● **Parts of the exercise**
1: In the forum thread below about comparing two pandas DataFrames, which Excel file is read into df1?
2: Continue the forum thread about comparing two pandas DataFrames, starting after the last line shown.

● **Passage shown**
>>>>
Python Forum
How to use pandas to compare two DataFrames having different structure - Printable Version

+- Python Forum (https://python-forum.io)
+-- Forum: Python Coding (https://python-forum.io/forum-7.html)
+--- Forum: General Coding Help (https://python-forum.io/forum-8.html)
+--- Thread: How to use pandas to compare two DataFrames having different structure (/thread-38270.html)



How to use pandas to compare two DataFrames having different structure - traja47 - Sep-24-2022

hi all
Please accept my apologies if this is not the correct forum for pandas.,
I am a new python pandas user and have a question.

I have two DataFrames as follows
df1 = pd.read_excel('TR_TRAUS_contacts.xlsx', index_col=0, dtype={'Name': str,'Market': str, 'Class': str,
'First Name': str, 'Last Name': str, 'Job Title': str, 'Email': str, 'Phone Number': str, 'Mobile Number': str, 'Street Address': str, 'City': str, 'State': str, 'Post Code': str})
<<<<
(Data taken from a collection)
>>>>
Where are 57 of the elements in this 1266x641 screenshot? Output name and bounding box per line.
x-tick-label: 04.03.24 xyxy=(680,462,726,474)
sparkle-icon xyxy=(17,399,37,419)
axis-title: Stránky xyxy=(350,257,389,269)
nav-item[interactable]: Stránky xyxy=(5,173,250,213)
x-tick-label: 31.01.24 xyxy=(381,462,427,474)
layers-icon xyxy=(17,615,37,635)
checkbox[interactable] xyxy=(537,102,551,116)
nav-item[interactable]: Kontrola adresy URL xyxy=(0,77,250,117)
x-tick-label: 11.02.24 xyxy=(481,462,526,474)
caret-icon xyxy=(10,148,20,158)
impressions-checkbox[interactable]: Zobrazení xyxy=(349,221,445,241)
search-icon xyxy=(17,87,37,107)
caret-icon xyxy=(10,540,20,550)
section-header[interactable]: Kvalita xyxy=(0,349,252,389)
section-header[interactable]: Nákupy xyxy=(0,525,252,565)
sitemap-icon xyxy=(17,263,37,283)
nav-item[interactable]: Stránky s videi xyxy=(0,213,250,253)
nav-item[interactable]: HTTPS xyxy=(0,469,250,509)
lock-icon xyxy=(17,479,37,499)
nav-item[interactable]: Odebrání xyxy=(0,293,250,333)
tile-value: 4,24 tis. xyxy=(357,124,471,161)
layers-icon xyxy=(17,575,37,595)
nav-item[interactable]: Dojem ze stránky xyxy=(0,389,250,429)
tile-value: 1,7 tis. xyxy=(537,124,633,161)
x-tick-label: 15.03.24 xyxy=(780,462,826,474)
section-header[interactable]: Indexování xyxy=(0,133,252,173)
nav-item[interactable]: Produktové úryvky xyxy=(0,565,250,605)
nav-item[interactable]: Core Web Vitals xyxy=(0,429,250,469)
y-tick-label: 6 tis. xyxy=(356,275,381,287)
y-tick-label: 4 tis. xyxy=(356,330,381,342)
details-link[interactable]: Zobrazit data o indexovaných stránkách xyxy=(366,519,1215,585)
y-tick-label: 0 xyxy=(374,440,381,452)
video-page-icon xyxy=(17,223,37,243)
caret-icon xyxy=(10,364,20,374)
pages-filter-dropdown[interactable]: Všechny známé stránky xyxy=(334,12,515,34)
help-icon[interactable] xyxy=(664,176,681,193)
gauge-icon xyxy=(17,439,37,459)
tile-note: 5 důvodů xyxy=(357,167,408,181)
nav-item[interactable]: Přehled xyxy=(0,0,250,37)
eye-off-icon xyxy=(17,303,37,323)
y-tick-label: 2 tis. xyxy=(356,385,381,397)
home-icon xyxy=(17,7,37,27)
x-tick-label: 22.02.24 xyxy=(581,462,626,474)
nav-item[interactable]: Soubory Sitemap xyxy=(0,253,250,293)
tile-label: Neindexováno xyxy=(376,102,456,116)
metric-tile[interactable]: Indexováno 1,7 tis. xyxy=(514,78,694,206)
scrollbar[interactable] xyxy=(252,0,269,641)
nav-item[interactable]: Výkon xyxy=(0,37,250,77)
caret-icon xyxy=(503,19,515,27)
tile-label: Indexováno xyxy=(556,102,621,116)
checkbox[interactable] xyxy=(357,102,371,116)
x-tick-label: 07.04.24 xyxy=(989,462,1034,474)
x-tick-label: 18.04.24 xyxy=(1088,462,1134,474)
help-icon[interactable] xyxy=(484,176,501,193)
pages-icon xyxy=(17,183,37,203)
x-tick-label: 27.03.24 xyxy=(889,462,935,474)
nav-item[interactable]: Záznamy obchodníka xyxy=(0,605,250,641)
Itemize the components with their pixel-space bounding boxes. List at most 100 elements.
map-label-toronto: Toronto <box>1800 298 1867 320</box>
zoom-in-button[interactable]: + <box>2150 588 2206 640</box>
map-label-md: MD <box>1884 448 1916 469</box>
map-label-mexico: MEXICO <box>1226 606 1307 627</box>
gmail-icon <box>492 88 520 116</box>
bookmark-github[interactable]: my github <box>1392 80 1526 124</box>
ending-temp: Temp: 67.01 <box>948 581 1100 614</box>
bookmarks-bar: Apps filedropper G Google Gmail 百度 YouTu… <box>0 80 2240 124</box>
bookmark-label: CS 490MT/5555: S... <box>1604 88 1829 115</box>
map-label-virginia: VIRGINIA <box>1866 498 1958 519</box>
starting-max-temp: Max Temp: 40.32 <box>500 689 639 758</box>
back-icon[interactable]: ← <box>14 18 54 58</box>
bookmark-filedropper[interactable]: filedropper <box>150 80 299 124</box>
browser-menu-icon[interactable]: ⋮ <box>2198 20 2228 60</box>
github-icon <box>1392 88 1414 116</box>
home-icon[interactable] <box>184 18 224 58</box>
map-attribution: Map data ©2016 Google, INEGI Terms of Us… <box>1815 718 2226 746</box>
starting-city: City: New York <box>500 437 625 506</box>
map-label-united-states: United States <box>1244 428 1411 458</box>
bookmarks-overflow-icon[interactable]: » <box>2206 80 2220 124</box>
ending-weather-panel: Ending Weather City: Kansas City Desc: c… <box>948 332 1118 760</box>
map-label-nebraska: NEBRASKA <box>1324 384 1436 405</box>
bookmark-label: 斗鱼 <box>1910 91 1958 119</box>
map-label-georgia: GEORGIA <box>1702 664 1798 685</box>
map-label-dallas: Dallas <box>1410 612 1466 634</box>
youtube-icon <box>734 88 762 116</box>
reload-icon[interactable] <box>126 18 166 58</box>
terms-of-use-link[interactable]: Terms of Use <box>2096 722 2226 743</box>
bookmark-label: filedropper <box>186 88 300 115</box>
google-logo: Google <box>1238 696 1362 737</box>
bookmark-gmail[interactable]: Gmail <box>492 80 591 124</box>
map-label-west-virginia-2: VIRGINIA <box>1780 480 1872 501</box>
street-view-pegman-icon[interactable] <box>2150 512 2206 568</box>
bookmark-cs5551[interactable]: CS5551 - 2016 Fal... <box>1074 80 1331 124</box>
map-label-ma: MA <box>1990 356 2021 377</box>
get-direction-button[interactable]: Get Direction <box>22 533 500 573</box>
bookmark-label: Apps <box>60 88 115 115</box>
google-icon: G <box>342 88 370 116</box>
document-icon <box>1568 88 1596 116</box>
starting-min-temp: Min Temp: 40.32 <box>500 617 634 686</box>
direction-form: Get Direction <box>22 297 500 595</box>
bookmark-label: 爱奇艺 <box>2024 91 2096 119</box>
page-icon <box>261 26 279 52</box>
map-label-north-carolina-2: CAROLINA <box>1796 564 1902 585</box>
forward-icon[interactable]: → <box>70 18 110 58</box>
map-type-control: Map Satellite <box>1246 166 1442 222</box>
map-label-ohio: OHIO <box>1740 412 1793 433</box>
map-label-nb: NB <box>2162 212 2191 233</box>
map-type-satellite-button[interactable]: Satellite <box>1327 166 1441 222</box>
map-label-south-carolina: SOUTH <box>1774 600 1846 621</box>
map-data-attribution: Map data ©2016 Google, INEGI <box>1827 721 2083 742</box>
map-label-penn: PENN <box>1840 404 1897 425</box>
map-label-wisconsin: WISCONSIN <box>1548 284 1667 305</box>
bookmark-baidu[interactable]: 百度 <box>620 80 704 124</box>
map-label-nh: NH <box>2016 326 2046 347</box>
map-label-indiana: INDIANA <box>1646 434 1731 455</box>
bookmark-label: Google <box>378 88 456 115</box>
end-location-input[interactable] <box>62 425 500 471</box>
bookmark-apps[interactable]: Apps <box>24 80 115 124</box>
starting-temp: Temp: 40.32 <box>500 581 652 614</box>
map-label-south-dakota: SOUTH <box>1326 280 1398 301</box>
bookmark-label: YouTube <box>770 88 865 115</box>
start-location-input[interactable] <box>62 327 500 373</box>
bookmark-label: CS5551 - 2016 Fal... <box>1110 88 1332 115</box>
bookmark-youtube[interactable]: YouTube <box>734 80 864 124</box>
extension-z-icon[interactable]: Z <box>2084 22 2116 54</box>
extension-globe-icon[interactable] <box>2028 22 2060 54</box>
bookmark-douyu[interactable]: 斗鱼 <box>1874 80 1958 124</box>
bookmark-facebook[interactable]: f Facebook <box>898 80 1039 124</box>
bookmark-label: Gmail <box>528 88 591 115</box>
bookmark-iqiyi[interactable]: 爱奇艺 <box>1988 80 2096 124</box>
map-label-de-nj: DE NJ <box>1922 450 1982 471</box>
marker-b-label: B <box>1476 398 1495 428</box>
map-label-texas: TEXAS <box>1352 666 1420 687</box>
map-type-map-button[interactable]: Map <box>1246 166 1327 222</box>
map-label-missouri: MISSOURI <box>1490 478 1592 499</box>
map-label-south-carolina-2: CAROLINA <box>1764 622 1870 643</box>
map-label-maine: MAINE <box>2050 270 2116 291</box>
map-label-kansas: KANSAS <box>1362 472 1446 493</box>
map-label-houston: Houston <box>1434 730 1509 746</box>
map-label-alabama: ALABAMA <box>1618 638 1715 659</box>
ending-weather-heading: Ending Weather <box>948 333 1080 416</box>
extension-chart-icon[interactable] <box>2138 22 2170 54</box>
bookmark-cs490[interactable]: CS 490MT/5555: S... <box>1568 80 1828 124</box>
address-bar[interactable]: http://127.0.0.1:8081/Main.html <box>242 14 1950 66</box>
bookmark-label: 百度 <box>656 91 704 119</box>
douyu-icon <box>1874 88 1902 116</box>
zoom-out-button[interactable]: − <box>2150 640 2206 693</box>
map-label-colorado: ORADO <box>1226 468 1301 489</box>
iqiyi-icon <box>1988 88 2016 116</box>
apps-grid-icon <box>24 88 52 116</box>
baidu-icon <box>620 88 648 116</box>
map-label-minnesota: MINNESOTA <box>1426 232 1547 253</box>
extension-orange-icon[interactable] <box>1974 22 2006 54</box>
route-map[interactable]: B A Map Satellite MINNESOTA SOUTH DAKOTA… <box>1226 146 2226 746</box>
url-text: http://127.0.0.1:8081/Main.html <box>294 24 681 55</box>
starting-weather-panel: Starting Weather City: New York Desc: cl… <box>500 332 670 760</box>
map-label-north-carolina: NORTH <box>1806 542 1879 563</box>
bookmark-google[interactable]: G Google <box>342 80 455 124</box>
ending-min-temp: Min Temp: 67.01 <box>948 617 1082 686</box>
<<<<
● **Answers in order**
1: TR_TRAUS_contacts.xlsx

2:
df2 = pd.read_csv('Customers.csv', index_col = 0, dtype={'Name': str, 'Status': str, 'Currency':str, 'PaymentTerm': str, 'TaxRule': str, 'AccountReceivable': str, 'SaleAccount': str, 'PriceTier': str, 'Discount': str, 'CreditLimit': str, 'Carrier': str, 'SalesRepresentative': str, 'Location': str, 'TaxNumber': str, 'Tags': str, 'AttributeSet': str, 'AdditionalAttribute1': str, 'AdditionalAttribute2': str, 'AdditionalAttribute3':str, 'AdditionalAttribute4': str, 'AdditionalAttribute5': str, 'AdditionalAttribute6': str, 'AdditionalAttribute7': str, 'AdditionalAttribute8': str, 'AdditionalAttribute9': str, 'AdditionalAttribute10': str, 'Comments': str, 'ContactName': str, 'JobTitle': str, 'Phone': str, 'MobilePhone': str, 'Fax': str, 'Email': str, 'Website': str, 'ContactComment': str, 'ContactDefault': str, 'ContactIncludeInEmail': str, 'IsAccountingDimensionEnabled': str})

df1 and df2 columns are differenct
df2 and df12 columns are the same

I need to generate df12 (.csv) with some column values extracted from df1 based on a condition that only rows that exist in df1 but are inexistent in df2.
Index 'Name' colum exists in both df1 and df2

note:
I have achieved above using JavaScript[Image: df1.jpg][Image: df1df2df12.jpg] on Google Sheets, via iteration.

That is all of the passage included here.